● **Instructions for the task**
Retype all the lines in these records word for word, keeping the same order.

** Start Records shown **

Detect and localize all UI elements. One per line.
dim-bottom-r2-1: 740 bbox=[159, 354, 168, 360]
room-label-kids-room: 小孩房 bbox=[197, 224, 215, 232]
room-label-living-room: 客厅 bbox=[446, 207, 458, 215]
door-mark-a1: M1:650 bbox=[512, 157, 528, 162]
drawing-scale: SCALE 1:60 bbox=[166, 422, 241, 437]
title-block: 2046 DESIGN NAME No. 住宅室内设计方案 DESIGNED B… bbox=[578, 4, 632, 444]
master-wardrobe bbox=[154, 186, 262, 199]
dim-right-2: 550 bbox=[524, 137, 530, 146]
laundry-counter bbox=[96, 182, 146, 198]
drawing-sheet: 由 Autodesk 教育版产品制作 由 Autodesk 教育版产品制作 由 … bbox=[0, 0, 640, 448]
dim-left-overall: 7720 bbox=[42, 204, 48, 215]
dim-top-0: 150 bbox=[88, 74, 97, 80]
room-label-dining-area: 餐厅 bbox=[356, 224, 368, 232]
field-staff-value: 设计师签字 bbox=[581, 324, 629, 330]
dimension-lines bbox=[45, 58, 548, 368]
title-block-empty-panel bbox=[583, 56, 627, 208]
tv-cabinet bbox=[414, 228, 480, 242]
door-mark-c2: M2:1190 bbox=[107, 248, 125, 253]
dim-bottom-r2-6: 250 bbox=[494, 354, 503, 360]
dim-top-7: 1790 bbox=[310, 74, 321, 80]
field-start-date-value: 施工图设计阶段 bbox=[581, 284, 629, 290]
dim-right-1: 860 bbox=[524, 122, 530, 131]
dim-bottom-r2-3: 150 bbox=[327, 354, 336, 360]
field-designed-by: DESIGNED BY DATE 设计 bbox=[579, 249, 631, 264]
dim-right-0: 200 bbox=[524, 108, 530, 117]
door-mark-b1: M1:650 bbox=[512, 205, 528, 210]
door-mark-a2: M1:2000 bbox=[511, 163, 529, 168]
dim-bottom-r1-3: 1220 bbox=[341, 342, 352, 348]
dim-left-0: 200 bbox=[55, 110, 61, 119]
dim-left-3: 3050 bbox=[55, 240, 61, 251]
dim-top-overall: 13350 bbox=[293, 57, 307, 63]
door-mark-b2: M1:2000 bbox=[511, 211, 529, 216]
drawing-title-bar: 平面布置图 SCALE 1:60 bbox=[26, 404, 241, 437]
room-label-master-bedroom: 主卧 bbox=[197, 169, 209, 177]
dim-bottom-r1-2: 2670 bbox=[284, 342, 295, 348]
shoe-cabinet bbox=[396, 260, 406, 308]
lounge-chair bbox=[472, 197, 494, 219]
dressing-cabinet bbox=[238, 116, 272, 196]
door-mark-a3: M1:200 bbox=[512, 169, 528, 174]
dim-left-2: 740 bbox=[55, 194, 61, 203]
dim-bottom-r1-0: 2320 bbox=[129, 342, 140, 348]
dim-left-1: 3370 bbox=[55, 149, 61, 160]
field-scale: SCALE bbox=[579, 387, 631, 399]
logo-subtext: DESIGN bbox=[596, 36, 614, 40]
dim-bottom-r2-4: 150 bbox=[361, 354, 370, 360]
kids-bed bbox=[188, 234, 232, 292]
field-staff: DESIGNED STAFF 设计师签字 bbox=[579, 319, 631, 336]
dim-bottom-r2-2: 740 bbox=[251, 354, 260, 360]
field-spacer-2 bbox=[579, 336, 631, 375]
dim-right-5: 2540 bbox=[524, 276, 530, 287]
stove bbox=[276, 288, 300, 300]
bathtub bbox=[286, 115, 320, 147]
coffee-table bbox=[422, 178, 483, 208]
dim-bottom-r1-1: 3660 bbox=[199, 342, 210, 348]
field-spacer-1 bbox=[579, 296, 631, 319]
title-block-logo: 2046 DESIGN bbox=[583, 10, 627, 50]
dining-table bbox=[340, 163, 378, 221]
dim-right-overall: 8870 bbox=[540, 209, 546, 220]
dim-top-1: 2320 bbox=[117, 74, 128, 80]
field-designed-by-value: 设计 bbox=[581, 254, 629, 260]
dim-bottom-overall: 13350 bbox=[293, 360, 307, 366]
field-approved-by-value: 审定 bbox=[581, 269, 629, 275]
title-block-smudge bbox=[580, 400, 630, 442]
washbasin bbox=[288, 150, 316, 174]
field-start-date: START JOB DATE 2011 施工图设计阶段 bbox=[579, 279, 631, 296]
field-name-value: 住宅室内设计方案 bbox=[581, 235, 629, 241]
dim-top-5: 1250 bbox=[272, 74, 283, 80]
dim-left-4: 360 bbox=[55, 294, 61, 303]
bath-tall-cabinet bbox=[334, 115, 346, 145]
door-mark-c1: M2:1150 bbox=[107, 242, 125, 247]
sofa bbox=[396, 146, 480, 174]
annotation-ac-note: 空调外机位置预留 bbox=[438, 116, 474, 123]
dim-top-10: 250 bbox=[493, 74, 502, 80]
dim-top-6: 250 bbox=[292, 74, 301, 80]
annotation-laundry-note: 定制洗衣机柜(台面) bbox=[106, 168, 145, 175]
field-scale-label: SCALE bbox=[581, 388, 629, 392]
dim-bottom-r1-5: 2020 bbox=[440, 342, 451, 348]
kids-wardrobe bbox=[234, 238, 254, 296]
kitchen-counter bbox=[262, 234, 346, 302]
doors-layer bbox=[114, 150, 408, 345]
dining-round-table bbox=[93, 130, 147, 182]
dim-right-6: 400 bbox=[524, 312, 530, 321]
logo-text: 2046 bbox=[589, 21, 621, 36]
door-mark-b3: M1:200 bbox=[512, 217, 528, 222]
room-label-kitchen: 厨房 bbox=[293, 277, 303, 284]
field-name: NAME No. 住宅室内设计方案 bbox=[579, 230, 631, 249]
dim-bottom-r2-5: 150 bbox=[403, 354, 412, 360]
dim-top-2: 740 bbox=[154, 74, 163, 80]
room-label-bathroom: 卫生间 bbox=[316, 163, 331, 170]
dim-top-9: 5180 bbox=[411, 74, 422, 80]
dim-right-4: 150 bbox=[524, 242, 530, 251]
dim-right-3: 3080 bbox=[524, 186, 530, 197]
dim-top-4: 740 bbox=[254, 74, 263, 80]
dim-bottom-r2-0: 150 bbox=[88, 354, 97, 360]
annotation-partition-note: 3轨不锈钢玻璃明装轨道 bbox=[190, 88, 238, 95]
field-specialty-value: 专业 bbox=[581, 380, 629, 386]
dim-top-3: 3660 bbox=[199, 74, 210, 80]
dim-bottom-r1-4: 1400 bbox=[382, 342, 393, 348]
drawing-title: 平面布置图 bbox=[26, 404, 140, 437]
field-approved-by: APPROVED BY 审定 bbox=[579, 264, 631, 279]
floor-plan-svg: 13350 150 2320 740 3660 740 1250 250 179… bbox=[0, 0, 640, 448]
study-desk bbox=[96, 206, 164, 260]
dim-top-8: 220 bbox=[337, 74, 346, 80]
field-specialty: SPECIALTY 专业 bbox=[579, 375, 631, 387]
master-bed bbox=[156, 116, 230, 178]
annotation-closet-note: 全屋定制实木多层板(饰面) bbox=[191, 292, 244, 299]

** End Records shown **

● **Solution for this task**
Detect and localize all UI elements. One per line.
dim-bottom-r2-1: 740 bbox=[159, 354, 168, 360]
room-label-kids-room: 小孩房 bbox=[197, 224, 215, 232]
room-label-living-room: 客厅 bbox=[446, 207, 458, 215]
door-mark-a1: M1:650 bbox=[512, 157, 528, 162]
drawing-scale: SCALE 1:60 bbox=[166, 422, 241, 437]
title-block: 2046 DESIGN NAME No. 住宅室内设计方案 DESIGNED B… bbox=[578, 4, 632, 444]
master-wardrobe bbox=[154, 186, 262, 199]
dim-right-2: 550 bbox=[524, 137, 530, 146]
laundry-counter bbox=[96, 182, 146, 198]
drawing-sheet: 由 Autodesk 教育版产品制作 由 Autodesk 教育版产品制作 由 … bbox=[0, 0, 640, 448]
dim-left-overall: 7720 bbox=[42, 204, 48, 215]
dim-top-0: 150 bbox=[88, 74, 97, 80]
room-label-dining-area: 餐厅 bbox=[356, 224, 368, 232]
field-staff-value: 设计师签字 bbox=[581, 324, 629, 330]
dimension-lines bbox=[45, 58, 548, 368]
title-block-empty-panel bbox=[583, 56, 627, 208]
tv-cabinet bbox=[414, 228, 480, 242]
door-mark-c2: M2:1190 bbox=[107, 248, 125, 253]
dim-bottom-r2-6: 250 bbox=[494, 354, 503, 360]
dim-top-7: 1790 bbox=[310, 74, 321, 80]
field-start-date-value: 施工图设计阶段 bbox=[581, 284, 629, 290]
dim-right-1: 860 bbox=[524, 122, 530, 131]
dim-bottom-r2-3: 150 bbox=[327, 354, 336, 360]
field-designed-by: DESIGNED BY DATE 设计 bbox=[579, 249, 631, 264]
dim-right-0: 200 bbox=[524, 108, 530, 117]
door-mark-b1: M1:650 bbox=[512, 205, 528, 210]
door-mark-a2: M1:2000 bbox=[511, 163, 529, 168]
dim-bottom-r1-3: 1220 bbox=[341, 342, 352, 348]
dim-left-0: 200 bbox=[55, 110, 61, 119]
dim-left-3: 3050 bbox=[55, 240, 61, 251]
dim-top-overall: 13350 bbox=[293, 57, 307, 63]
door-mark-b2: M1:2000 bbox=[511, 211, 529, 216]
drawing-title-bar: 平面布置图 SCALE 1:60 bbox=[26, 404, 241, 437]
room-label-master-bedroom: 主卧 bbox=[197, 169, 209, 177]
dim-bottom-r1-2: 2670 bbox=[284, 342, 295, 348]
shoe-cabinet bbox=[396, 260, 406, 308]
lounge-chair bbox=[472, 197, 494, 219]
dressing-cabinet bbox=[238, 116, 272, 196]
door-mark-a3: M1:200 bbox=[512, 169, 528, 174]
dim-left-2: 740 bbox=[55, 194, 61, 203]
dim-bottom-r1-0: 2320 bbox=[129, 342, 140, 348]
dim-left-1: 3370 bbox=[55, 149, 61, 160]
field-scale: SCALE bbox=[579, 387, 631, 399]
logo-subtext: DESIGN bbox=[596, 36, 614, 40]
dim-bottom-r2-4: 150 bbox=[361, 354, 370, 360]
kids-bed bbox=[188, 234, 232, 292]
field-staff: DESIGNED STAFF 设计师签字 bbox=[579, 319, 631, 336]
dim-bottom-r2-2: 740 bbox=[251, 354, 260, 360]
field-spacer-2 bbox=[579, 336, 631, 375]
dim-right-5: 2540 bbox=[524, 276, 530, 287]
stove bbox=[276, 288, 300, 300]
bathtub bbox=[286, 115, 320, 147]
coffee-table bbox=[422, 178, 483, 208]
dim-bottom-r1-1: 3660 bbox=[199, 342, 210, 348]
field-spacer-1 bbox=[579, 296, 631, 319]
title-block-logo: 2046 DESIGN bbox=[583, 10, 627, 50]
dining-table bbox=[340, 163, 378, 221]
dim-right-overall: 8870 bbox=[540, 209, 546, 220]
dim-top-1: 2320 bbox=[117, 74, 128, 80]
field-designed-by-value: 设计 bbox=[581, 254, 629, 260]
dim-bottom-overall: 13350 bbox=[293, 360, 307, 366]
field-approved-by-value: 审定 bbox=[581, 269, 629, 275]
title-block-smudge bbox=[580, 400, 630, 442]
washbasin bbox=[288, 150, 316, 174]
field-start-date: START JOB DATE 2011 施工图设计阶段 bbox=[579, 279, 631, 296]
field-name-value: 住宅室内设计方案 bbox=[581, 235, 629, 241]
dim-top-5: 1250 bbox=[272, 74, 283, 80]
dim-left-4: 360 bbox=[55, 294, 61, 303]
bath-tall-cabinet bbox=[334, 115, 346, 145]
door-mark-c1: M2:1150 bbox=[107, 242, 125, 247]
sofa bbox=[396, 146, 480, 174]
annotation-ac-note: 空调外机位置预留 bbox=[438, 116, 474, 123]
dim-top-10: 250 bbox=[493, 74, 502, 80]
dim-top-6: 250 bbox=[292, 74, 301, 80]
annotation-laundry-note: 定制洗衣机柜(台面) bbox=[106, 168, 145, 175]
field-scale-label: SCALE bbox=[581, 388, 629, 392]
dim-bottom-r1-5: 2020 bbox=[440, 342, 451, 348]
kids-wardrobe bbox=[234, 238, 254, 296]
kitchen-counter bbox=[262, 234, 346, 302]
doors-layer bbox=[114, 150, 408, 345]
dining-round-table bbox=[93, 130, 147, 182]
dim-right-6: 400 bbox=[524, 312, 530, 321]
logo-text: 2046 bbox=[589, 21, 621, 36]
door-mark-b3: M1:200 bbox=[512, 217, 528, 222]
room-label-kitchen: 厨房 bbox=[293, 277, 303, 284]
field-name: NAME No. 住宅室内设计方案 bbox=[579, 230, 631, 249]
dim-bottom-r2-5: 150 bbox=[403, 354, 412, 360]
dim-top-2: 740 bbox=[154, 74, 163, 80]
room-label-bathroom: 卫生间 bbox=[316, 163, 331, 170]
dim-top-9: 5180 bbox=[411, 74, 422, 80]
dim-right-4: 150 bbox=[524, 242, 530, 251]
dim-right-3: 3080 bbox=[524, 186, 530, 197]
dim-top-4: 740 bbox=[254, 74, 263, 80]
dim-bottom-r2-0: 150 bbox=[88, 354, 97, 360]
annotation-partition-note: 3轨不锈钢玻璃明装轨道 bbox=[190, 88, 238, 95]
field-specialty-value: 专业 bbox=[581, 380, 629, 386]
dim-top-3: 3660 bbox=[199, 74, 210, 80]
dim-bottom-r1-4: 1400 bbox=[382, 342, 393, 348]
drawing-title: 平面布置图 bbox=[26, 404, 140, 437]
field-approved-by: APPROVED BY 审定 bbox=[579, 264, 631, 279]
floor-plan-svg: 13350 150 2320 740 3660 740 1250 250 179… bbox=[0, 0, 640, 448]
study-desk bbox=[96, 206, 164, 260]
dim-top-8: 220 bbox=[337, 74, 346, 80]
field-specialty: SPECIALTY 专业 bbox=[579, 375, 631, 387]
master-bed bbox=[156, 116, 230, 178]
annotation-closet-note: 全屋定制实木多层板(饰面) bbox=[191, 292, 244, 299]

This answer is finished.